# Requirement:
Give the number of lines in the records below that include "watermark". Reply with that number alone.

────────

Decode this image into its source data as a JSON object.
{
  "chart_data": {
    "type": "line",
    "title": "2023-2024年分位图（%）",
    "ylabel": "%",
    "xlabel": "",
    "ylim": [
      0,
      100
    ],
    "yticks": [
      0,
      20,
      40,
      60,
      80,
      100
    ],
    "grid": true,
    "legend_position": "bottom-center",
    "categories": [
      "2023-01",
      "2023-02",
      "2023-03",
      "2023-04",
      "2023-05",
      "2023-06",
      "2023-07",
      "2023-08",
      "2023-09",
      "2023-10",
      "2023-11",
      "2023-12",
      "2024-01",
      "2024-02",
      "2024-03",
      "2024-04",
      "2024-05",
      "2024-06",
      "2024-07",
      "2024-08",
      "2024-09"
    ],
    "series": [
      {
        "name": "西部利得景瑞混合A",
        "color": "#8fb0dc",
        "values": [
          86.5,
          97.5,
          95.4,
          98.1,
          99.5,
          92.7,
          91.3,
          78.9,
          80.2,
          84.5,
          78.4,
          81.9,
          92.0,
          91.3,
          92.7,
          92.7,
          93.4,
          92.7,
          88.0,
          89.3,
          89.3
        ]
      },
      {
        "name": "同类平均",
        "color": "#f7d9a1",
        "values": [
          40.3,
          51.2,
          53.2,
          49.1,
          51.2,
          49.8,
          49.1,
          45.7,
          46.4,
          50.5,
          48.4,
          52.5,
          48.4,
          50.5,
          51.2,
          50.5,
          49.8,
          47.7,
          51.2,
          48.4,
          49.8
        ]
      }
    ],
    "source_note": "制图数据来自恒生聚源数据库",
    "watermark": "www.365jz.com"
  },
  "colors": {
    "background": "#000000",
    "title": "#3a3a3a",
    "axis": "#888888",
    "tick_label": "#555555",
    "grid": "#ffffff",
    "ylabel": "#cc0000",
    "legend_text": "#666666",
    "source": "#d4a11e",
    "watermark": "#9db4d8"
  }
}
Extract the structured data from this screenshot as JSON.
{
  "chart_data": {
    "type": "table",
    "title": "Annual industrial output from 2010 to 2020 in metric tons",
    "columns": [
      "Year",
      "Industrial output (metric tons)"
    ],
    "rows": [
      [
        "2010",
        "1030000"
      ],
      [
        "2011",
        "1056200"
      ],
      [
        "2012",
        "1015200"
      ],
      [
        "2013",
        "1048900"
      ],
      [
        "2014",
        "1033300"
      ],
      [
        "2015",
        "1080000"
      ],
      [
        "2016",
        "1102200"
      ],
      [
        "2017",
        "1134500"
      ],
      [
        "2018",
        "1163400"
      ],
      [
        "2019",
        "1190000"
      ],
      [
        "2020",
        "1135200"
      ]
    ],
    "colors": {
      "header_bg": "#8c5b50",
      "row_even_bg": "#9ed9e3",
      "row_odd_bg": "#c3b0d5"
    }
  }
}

────────

# Answer to the task:
2